Dataset items:
--- --- ---

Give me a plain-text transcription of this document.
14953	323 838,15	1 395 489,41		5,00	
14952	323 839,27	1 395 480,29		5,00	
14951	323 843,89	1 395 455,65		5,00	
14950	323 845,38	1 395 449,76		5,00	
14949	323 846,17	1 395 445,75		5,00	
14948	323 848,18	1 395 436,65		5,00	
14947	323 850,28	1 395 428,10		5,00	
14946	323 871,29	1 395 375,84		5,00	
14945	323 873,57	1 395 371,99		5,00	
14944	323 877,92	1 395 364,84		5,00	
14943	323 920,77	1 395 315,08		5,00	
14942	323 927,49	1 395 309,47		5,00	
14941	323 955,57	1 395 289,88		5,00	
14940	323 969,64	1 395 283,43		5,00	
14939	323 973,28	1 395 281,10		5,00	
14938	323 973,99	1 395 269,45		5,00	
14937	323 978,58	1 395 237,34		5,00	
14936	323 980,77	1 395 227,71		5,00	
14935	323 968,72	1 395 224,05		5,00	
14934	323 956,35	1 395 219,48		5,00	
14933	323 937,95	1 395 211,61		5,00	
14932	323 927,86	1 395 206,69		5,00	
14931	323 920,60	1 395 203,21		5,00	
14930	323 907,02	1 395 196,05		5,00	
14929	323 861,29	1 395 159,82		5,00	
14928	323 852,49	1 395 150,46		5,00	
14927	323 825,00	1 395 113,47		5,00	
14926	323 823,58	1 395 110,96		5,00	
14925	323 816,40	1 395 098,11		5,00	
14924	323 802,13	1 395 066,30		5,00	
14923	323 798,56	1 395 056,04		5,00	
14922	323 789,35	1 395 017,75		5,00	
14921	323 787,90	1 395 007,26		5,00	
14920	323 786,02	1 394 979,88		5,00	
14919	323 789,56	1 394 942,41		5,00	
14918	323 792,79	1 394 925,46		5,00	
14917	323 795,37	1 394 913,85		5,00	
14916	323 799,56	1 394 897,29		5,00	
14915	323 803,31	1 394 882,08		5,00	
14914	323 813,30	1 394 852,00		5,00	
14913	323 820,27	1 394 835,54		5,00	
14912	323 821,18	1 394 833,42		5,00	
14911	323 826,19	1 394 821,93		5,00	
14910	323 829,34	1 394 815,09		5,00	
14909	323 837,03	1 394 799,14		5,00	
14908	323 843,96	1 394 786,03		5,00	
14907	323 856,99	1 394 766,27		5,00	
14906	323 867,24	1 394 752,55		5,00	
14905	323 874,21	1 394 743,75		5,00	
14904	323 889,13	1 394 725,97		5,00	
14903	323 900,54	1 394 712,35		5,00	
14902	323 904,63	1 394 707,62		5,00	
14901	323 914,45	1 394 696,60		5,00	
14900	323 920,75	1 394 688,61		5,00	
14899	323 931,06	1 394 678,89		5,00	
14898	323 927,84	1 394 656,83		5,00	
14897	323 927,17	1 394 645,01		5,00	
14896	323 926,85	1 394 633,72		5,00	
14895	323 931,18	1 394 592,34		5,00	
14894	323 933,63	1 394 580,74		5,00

--- --- ---

§ GIVEN INSTRUCTION
All of the entries above need to be reproduced exactly.

§ FINISHED ANSWER
Give me a plain-text transcription of this document.
14953	323 838,15	1 395 489,41		5,00	
14952	323 839,27	1 395 480,29		5,00	
14951	323 843,89	1 395 455,65		5,00	
14950	323 845,38	1 395 449,76		5,00	
14949	323 846,17	1 395 445,75		5,00	
14948	323 848,18	1 395 436,65		5,00	
14947	323 850,28	1 395 428,10		5,00	
14946	323 871,29	1 395 375,84		5,00	
14945	323 873,57	1 395 371,99		5,00	
14944	323 877,92	1 395 364,84		5,00	
14943	323 920,77	1 395 315,08		5,00	
14942	323 927,49	1 395 309,47		5,00	
14941	323 955,57	1 395 289,88		5,00	
14940	323 969,64	1 395 283,43		5,00	
14939	323 973,28	1 395 281,10		5,00	
14938	323 973,99	1 395 269,45		5,00	
14937	323 978,58	1 395 237,34		5,00	
14936	323 980,77	1 395 227,71		5,00	
14935	323 968,72	1 395 224,05		5,00	
14934	323 956,35	1 395 219,48		5,00	
14933	323 937,95	1 395 211,61		5,00	
14932	323 927,86	1 395 206,69		5,00	
14931	323 920,60	1 395 203,21		5,00	
14930	323 907,02	1 395 196,05		5,00	
14929	323 861,29	1 395 159,82		5,00	
14928	323 852,49	1 395 150,46		5,00	
14927	323 825,00	1 395 113,47		5,00	
14926	323 823,58	1 395 110,96		5,00	
14925	323 816,40	1 395 098,11		5,00	
14924	323 802,13	1 395 066,30		5,00	
14923	323 798,56	1 395 056,04		5,00	
14922	323 789,35	1 395 017,75		5,00	
14921	323 787,90	1 395 007,26		5,00	
14920	323 786,02	1 394 979,88		5,00	
14919	323 789,56	1 394 942,41		5,00	
14918	323 792,79	1 394 925,46		5,00	
14917	323 795,37	1 394 913,85		5,00	
14916	323 799,56	1 394 897,29		5,00	
14915	323 803,31	1 394 882,08		5,00	
14914	323 813,30	1 394 852,00		5,00	
14913	323 820,27	1 394 835,54		5,00	
14912	323 821,18	1 394 833,42		5,00	
14911	323 826,19	1 394 821,93		5,00	
14910	323 829,34	1 394 815,09		5,00	
14909	323 837,03	1 394 799,14		5,00	
14908	323 843,96	1 394 786,03		5,00	
14907	323 856,99	1 394 766,27		5,00	
14906	323 867,24	1 394 752,55		5,00	
14905	323 874,21	1 394 743,75		5,00	
14904	323 889,13	1 394 725,97		5,00	
14903	323 900,54	1 394 712,35		5,00	
14902	323 904,63	1 394 707,62		5,00	
14901	323 914,45	1 394 696,60		5,00	
14900	323 920,75	1 394 688,61		5,00	
14899	323 931,06	1 394 678,89		5,00	
14898	323 927,84	1 394 656,83		5,00	
14897	323 927,17	1 394 645,01		5,00	
14896	323 926,85	1 394 633,72		5,00	
14895	323 931,18	1 394 592,34		5,00	
14894	323 933,63	1 394 580,74		5,00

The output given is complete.